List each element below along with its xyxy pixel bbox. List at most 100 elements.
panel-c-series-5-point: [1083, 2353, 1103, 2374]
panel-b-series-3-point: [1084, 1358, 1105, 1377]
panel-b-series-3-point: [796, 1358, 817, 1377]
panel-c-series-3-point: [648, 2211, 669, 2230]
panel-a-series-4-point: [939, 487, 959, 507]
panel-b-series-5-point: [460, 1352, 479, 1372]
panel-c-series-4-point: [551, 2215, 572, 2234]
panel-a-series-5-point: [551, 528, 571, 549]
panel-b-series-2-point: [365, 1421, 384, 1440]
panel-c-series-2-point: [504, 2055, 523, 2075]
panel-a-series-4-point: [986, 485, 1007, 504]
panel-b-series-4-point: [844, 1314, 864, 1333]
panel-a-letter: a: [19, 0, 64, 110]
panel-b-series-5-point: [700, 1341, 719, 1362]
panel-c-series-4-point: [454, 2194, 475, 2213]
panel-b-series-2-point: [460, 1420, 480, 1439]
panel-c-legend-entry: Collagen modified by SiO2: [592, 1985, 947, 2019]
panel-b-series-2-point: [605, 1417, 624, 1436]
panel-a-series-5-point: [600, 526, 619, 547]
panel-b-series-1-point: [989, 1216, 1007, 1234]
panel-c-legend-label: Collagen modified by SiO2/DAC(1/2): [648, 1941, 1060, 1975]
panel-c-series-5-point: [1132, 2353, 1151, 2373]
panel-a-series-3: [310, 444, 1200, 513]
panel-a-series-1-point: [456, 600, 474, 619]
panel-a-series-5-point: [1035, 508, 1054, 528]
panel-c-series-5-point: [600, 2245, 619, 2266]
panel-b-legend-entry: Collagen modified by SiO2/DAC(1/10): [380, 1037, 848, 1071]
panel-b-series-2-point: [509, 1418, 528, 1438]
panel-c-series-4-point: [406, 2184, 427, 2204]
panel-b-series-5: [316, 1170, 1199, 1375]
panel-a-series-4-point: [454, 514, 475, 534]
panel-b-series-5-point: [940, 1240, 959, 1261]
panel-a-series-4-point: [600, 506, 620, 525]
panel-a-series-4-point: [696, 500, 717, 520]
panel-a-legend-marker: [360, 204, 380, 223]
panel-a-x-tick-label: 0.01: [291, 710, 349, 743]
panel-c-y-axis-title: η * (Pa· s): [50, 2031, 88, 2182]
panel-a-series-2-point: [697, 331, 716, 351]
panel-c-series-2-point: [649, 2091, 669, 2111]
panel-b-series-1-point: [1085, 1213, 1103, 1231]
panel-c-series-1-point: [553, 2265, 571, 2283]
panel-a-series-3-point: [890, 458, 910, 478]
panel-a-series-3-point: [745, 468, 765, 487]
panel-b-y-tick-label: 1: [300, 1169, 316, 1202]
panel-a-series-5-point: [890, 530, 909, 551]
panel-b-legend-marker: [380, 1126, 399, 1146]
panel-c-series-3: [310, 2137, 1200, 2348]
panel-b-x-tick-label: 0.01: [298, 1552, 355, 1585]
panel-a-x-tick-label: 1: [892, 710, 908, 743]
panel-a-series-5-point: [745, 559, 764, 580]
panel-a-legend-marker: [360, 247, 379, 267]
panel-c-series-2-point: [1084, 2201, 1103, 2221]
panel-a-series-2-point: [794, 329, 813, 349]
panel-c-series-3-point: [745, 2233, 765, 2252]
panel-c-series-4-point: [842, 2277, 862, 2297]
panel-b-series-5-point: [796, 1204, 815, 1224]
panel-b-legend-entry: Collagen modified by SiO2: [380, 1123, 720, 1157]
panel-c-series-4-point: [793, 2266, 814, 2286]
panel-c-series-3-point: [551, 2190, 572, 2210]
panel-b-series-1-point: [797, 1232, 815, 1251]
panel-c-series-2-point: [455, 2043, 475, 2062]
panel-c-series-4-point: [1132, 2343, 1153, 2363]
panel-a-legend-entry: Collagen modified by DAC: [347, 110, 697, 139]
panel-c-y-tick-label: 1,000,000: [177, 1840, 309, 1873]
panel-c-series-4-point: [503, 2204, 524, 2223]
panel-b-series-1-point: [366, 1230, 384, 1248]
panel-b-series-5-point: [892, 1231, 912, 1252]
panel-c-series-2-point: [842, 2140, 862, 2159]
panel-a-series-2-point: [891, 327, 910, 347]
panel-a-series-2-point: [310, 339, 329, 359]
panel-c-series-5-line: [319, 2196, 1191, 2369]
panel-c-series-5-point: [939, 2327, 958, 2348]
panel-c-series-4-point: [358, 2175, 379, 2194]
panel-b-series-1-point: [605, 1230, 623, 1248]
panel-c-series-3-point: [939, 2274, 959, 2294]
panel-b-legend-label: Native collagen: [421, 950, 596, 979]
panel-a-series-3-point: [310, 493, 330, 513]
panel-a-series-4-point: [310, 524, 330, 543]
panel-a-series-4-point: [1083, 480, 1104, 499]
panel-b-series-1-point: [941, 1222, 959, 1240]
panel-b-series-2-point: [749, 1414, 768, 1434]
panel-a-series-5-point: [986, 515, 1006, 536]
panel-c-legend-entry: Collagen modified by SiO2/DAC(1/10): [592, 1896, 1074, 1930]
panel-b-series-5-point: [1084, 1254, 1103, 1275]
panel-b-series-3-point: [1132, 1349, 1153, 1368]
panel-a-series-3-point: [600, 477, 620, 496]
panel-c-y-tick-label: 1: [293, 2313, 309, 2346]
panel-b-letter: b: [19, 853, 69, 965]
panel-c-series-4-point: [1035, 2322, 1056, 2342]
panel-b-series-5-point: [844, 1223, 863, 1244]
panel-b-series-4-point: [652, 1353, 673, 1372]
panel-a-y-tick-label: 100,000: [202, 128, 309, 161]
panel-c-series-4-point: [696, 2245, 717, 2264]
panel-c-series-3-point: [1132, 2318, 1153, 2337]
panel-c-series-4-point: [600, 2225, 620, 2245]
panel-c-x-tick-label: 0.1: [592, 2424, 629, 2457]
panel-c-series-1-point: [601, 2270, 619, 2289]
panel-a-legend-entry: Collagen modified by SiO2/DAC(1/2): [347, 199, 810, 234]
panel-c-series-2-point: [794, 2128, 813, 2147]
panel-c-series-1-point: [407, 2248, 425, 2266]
━━━━━━━━━━━━━━━━━━━━━━━━━━━━━━
> _Exercise goal_: Reproduce every line of the records above without changing anything.

> _Output of the task_:
List each element below along with its xyxy pixel bbox. List at most 100 elements.
panel-c-series-5-point: [1083, 2353, 1103, 2374]
panel-b-series-3-point: [1084, 1358, 1105, 1377]
panel-b-series-3-point: [796, 1358, 817, 1377]
panel-c-series-3-point: [648, 2211, 669, 2230]
panel-a-series-4-point: [939, 487, 959, 507]
panel-b-series-5-point: [460, 1352, 479, 1372]
panel-c-series-4-point: [551, 2215, 572, 2234]
panel-a-series-5-point: [551, 528, 571, 549]
panel-b-series-2-point: [365, 1421, 384, 1440]
panel-c-series-2-point: [504, 2055, 523, 2075]
panel-a-series-4-point: [986, 485, 1007, 504]
panel-b-series-4-point: [844, 1314, 864, 1333]
panel-a-letter: a: [19, 0, 64, 110]
panel-b-series-5-point: [700, 1341, 719, 1362]
panel-c-series-4-point: [454, 2194, 475, 2213]
panel-b-series-2-point: [460, 1420, 480, 1439]
panel-c-legend-entry: Collagen modified by SiO2: [592, 1985, 947, 2019]
panel-b-series-2-point: [605, 1417, 624, 1436]
panel-a-series-5-point: [600, 526, 619, 547]
panel-b-series-1-point: [989, 1216, 1007, 1234]
panel-c-legend-label: Collagen modified by SiO2/DAC(1/2): [648, 1941, 1060, 1975]
panel-c-series-5-point: [1132, 2353, 1151, 2373]
panel-a-series-3: [310, 444, 1200, 513]
panel-a-series-1-point: [456, 600, 474, 619]
panel-a-series-5-point: [1035, 508, 1054, 528]
panel-c-series-5-point: [600, 2245, 619, 2266]
panel-b-legend-entry: Collagen modified by SiO2/DAC(1/10): [380, 1037, 848, 1071]
panel-b-series-2-point: [509, 1418, 528, 1438]
panel-c-series-4-point: [406, 2184, 427, 2204]
panel-b-series-5: [316, 1170, 1199, 1375]
panel-a-series-4-point: [454, 514, 475, 534]
panel-b-series-5-point: [940, 1240, 959, 1261]
panel-a-series-4-point: [600, 506, 620, 525]
panel-a-series-4-point: [696, 500, 717, 520]
panel-a-legend-marker: [360, 204, 380, 223]
panel-a-x-tick-label: 0.01: [291, 710, 349, 743]
panel-c-y-axis-title: η * (Pa· s): [50, 2031, 88, 2182]
panel-a-series-2-point: [697, 331, 716, 351]
panel-c-series-2-point: [649, 2091, 669, 2111]
panel-b-series-1-point: [1085, 1213, 1103, 1231]
panel-c-series-1-point: [553, 2265, 571, 2283]
panel-a-series-3-point: [890, 458, 910, 478]
panel-a-series-3-point: [745, 468, 765, 487]
panel-b-y-tick-label: 1: [300, 1169, 316, 1202]
panel-a-series-5-point: [890, 530, 909, 551]
panel-b-legend-marker: [380, 1126, 399, 1146]
panel-c-series-3: [310, 2137, 1200, 2348]
panel-b-x-tick-label: 0.01: [298, 1552, 355, 1585]
panel-a-x-tick-label: 1: [892, 710, 908, 743]
panel-a-series-5-point: [745, 559, 764, 580]
panel-a-legend-marker: [360, 247, 379, 267]
panel-c-series-2-point: [1084, 2201, 1103, 2221]
panel-a-series-2-point: [794, 329, 813, 349]
panel-c-series-3-point: [745, 2233, 765, 2252]
panel-c-series-4-point: [842, 2277, 862, 2297]
panel-b-series-5-point: [796, 1204, 815, 1224]
panel-b-legend-entry: Collagen modified by SiO2: [380, 1123, 720, 1157]
panel-c-series-4-point: [793, 2266, 814, 2286]
panel-c-series-3-point: [551, 2190, 572, 2210]
panel-b-series-1-point: [797, 1232, 815, 1251]
panel-c-series-2-point: [455, 2043, 475, 2062]
panel-c-series-4-point: [1132, 2343, 1153, 2363]
panel-a-legend-entry: Collagen modified by DAC: [347, 110, 697, 139]
panel-c-y-tick-label: 1,000,000: [177, 1840, 309, 1873]
panel-c-series-4-point: [503, 2204, 524, 2223]
panel-b-series-1-point: [366, 1230, 384, 1248]
panel-b-series-5-point: [892, 1231, 912, 1252]
panel-c-series-2-point: [842, 2140, 862, 2159]
panel-a-series-2-point: [891, 327, 910, 347]
panel-a-series-2-point: [310, 339, 329, 359]
panel-c-series-5-line: [319, 2196, 1191, 2369]
panel-c-series-5-point: [939, 2327, 958, 2348]
panel-c-series-4-point: [358, 2175, 379, 2194]
panel-b-series-1-point: [605, 1230, 623, 1248]
panel-c-series-3-point: [939, 2274, 959, 2294]
panel-b-legend-label: Native collagen: [421, 950, 596, 979]
panel-a-series-3-point: [310, 493, 330, 513]
panel-a-series-4-point: [310, 524, 330, 543]
panel-a-series-4-point: [1083, 480, 1104, 499]
panel-b-series-1-point: [941, 1222, 959, 1240]
panel-b-series-2-point: [749, 1414, 768, 1434]
panel-a-series-5-point: [986, 515, 1006, 536]
panel-c-legend-entry: Collagen modified by SiO2/DAC(1/10): [592, 1896, 1074, 1930]
panel-b-series-5-point: [1084, 1254, 1103, 1275]
panel-b-series-3-point: [1132, 1349, 1153, 1368]
panel-a-series-3-point: [600, 477, 620, 496]
panel-c-y-tick-label: 1: [293, 2313, 309, 2346]
panel-b-letter: b: [19, 853, 69, 965]
panel-c-series-4-point: [1035, 2322, 1056, 2342]
panel-b-series-5-point: [844, 1223, 863, 1244]
panel-b-series-4-point: [652, 1353, 673, 1372]
panel-a-y-tick-label: 100,000: [202, 128, 309, 161]
panel-c-series-4-point: [696, 2245, 717, 2264]
panel-c-series-3-point: [1132, 2318, 1153, 2337]
panel-c-series-4-point: [600, 2225, 620, 2245]
panel-c-x-tick-label: 0.1: [592, 2424, 629, 2457]
panel-c-series-1-point: [601, 2270, 619, 2289]
panel-a-legend-entry: Collagen modified by SiO2/DAC(1/2): [347, 199, 810, 234]
panel-c-series-2-point: [794, 2128, 813, 2147]
panel-c-series-1-point: [407, 2248, 425, 2266]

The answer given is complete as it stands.